- Stated problem -
Drop all images and give the records again exactly.

--- start of Task inputs ---

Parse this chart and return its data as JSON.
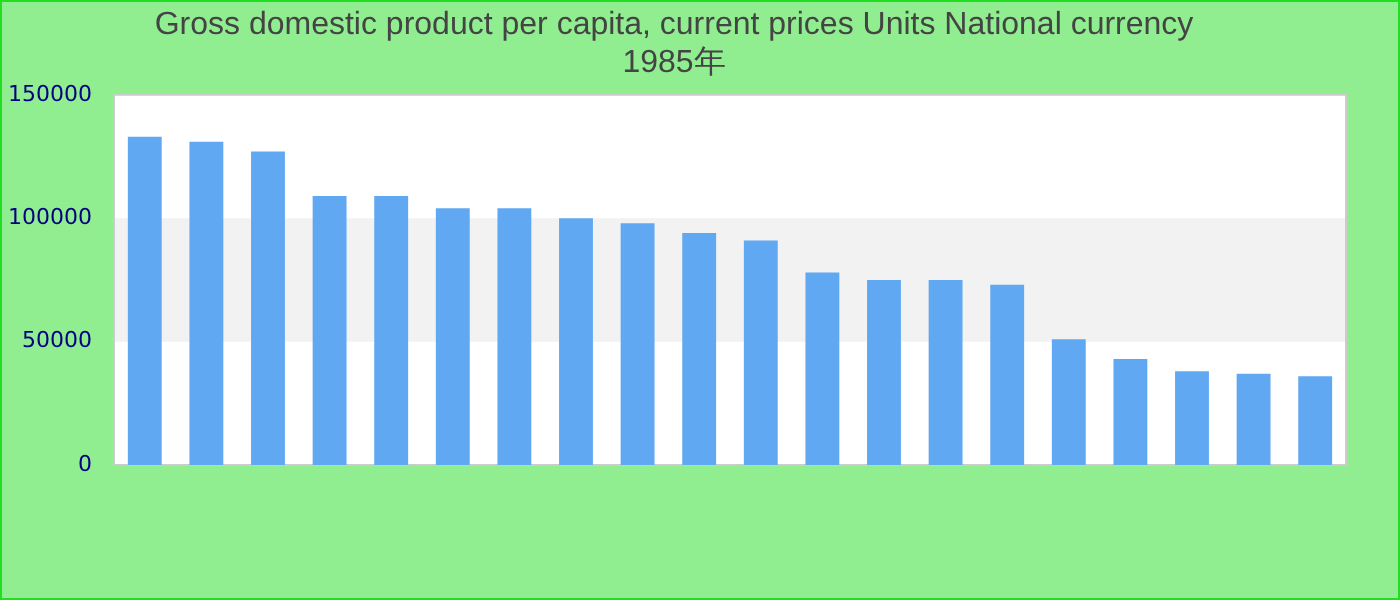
{
  "chart_data": {
    "type": "bar",
    "title": "Gross domestic product per capita, current prices Units National currency 1985年",
    "categories": [
      null,
      null,
      null,
      null,
      null,
      null,
      null,
      null,
      null,
      null,
      null,
      null,
      null,
      null,
      null,
      null,
      null,
      null,
      null,
      null
    ],
    "values": [
      133000,
      131000,
      127000,
      109000,
      109000,
      104000,
      104000,
      100000,
      98000,
      94000,
      91000,
      78000,
      75000,
      75000,
      73000,
      51000,
      43000,
      38000,
      37000,
      36000
    ],
    "color": "#61a8f2",
    "ylim": [
      0,
      150000
    ],
    "yticks": [
      0,
      50000,
      100000,
      150000
    ],
    "bands": [
      {
        "axis": "y",
        "from": 50000,
        "to": 100000,
        "color": "#f2f2f2"
      }
    ],
    "legend": false
  }
}
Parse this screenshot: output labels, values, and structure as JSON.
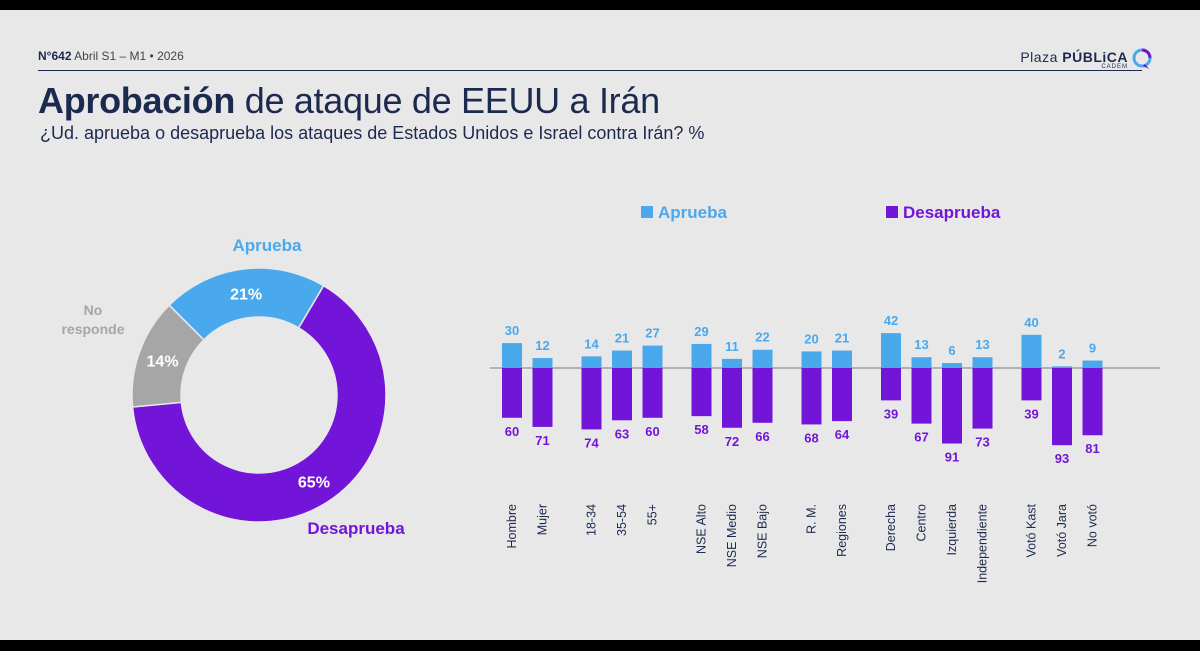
{
  "header": {
    "number": "N°642",
    "period": "Abril S1 – M1 • 2026"
  },
  "logo": {
    "brand_light": "Plaza",
    "brand_bold": "PÚBLiCA",
    "sub": "CADEM"
  },
  "title": {
    "bold": "Aprobación",
    "rest": " de ataque de EEUU a Irán"
  },
  "subtitle": "¿Ud. aprueba o desaprueba los ataques de Estados Unidos e Israel contra Irán? %",
  "colors": {
    "aprueba": "#4aa8ec",
    "desaprueba": "#7215d9",
    "no_responde": "#a6a6a6",
    "text": "#1b2a4e"
  },
  "chart_data": [
    {
      "type": "pie",
      "donut": true,
      "labels": [
        "Aprueba",
        "Desaprueba",
        "No responde"
      ],
      "values": [
        21,
        65,
        14
      ],
      "value_labels": [
        "21%",
        "65%",
        "14%"
      ],
      "outer_labels": [
        [
          "Aprueba"
        ],
        [
          "Desaprueba"
        ],
        [
          "No",
          "responde"
        ]
      ]
    },
    {
      "type": "bar",
      "diverging": true,
      "legend": [
        "Aprueba",
        "Desaprueba"
      ],
      "legend_position": "top",
      "categories": [
        "Hombre",
        "Mujer",
        "18-34",
        "35-54",
        "55+",
        "NSE Alto",
        "NSE Medio",
        "NSE Bajo",
        "R. M.",
        "Regiones",
        "Derecha",
        "Centro",
        "Izquierda",
        "Independiente",
        "Votó Kast",
        "Votó Jara",
        "No votó"
      ],
      "groups": [
        [
          0,
          1
        ],
        [
          2,
          3,
          4
        ],
        [
          5,
          6,
          7
        ],
        [
          8,
          9
        ],
        [
          10,
          11,
          12,
          13
        ],
        [
          14,
          15,
          16
        ]
      ],
      "series": [
        {
          "name": "Aprueba",
          "values": [
            30,
            12,
            14,
            21,
            27,
            29,
            11,
            22,
            20,
            21,
            42,
            13,
            6,
            13,
            40,
            2,
            9
          ]
        },
        {
          "name": "Desaprueba",
          "values": [
            60,
            71,
            74,
            63,
            60,
            58,
            72,
            66,
            68,
            64,
            39,
            67,
            91,
            73,
            39,
            93,
            81
          ]
        }
      ]
    }
  ]
}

--- end of Task inputs ---

- Solved exercise -
Parse this chart and return its data as JSON.
{
  "chart_data": {
    "type": "bar",
    "title": "Gross domestic product per capita, current prices Units National currency 1985年",
    "categories": [
      null,
      null,
      null,
      null,
      null,
      null,
      null,
      null,
      null,
      null,
      null,
      null,
      null,
      null,
      null,
      null,
      null,
      null,
      null,
      null
    ],
    "values": [
      133000,
      131000,
      127000,
      109000,
      109000,
      104000,
      104000,
      100000,
      98000,
      94000,
      91000,
      78000,
      75000,
      75000,
      73000,
      51000,
      43000,
      38000,
      37000,
      36000
    ],
    "color": "#61a8f2",
    "ylim": [
      0,
      150000
    ],
    "yticks": [
      0,
      50000,
      100000,
      150000
    ],
    "bands": [
      {
        "axis": "y",
        "from": 50000,
        "to": 100000,
        "color": "#f2f2f2"
      }
    ],
    "legend": false
  }
}
Parse this screenshot: output labels, values, and structure as JSON.
{
  "header": {
    "number": "N°642",
    "period": "Abril S1 – M1 • 2026"
  },
  "logo": {
    "brand_light": "Plaza",
    "brand_bold": "PÚBLiCA",
    "sub": "CADEM"
  },
  "title": {
    "bold": "Aprobación",
    "rest": " de ataque de EEUU a Irán"
  },
  "subtitle": "¿Ud. aprueba o desaprueba los ataques de Estados Unidos e Israel contra Irán? %",
  "colors": {
    "aprueba": "#4aa8ec",
    "desaprueba": "#7215d9",
    "no_responde": "#a6a6a6",
    "text": "#1b2a4e"
  },
  "chart_data": [
    {
      "type": "pie",
      "donut": true,
      "labels": [
        "Aprueba",
        "Desaprueba",
        "No responde"
      ],
      "values": [
        21,
        65,
        14
      ],
      "value_labels": [
        "21%",
        "65%",
        "14%"
      ],
      "outer_labels": [
        [
          "Aprueba"
        ],
        [
          "Desaprueba"
        ],
        [
          "No",
          "responde"
        ]
      ]
    },
    {
      "type": "bar",
      "diverging": true,
      "legend": [
        "Aprueba",
        "Desaprueba"
      ],
      "legend_position": "top",
      "categories": [
        "Hombre",
        "Mujer",
        "18-34",
        "35-54",
        "55+",
        "NSE Alto",
        "NSE Medio",
        "NSE Bajo",
        "R. M.",
        "Regiones",
        "Derecha",
        "Centro",
        "Izquierda",
        "Independiente",
        "Votó Kast",
        "Votó Jara",
        "No votó"
      ],
      "groups": [
        [
          0,
          1
        ],
        [
          2,
          3,
          4
        ],
        [
          5,
          6,
          7
        ],
        [
          8,
          9
        ],
        [
          10,
          11,
          12,
          13
        ],
        [
          14,
          15,
          16
        ]
      ],
      "series": [
        {
          "name": "Aprueba",
          "values": [
            30,
            12,
            14,
            21,
            27,
            29,
            11,
            22,
            20,
            21,
            42,
            13,
            6,
            13,
            40,
            2,
            9
          ]
        },
        {
          "name": "Desaprueba",
          "values": [
            60,
            71,
            74,
            63,
            60,
            58,
            72,
            66,
            68,
            64,
            39,
            67,
            91,
            73,
            39,
            93,
            81
          ]
        }
      ]
    }
  ]
}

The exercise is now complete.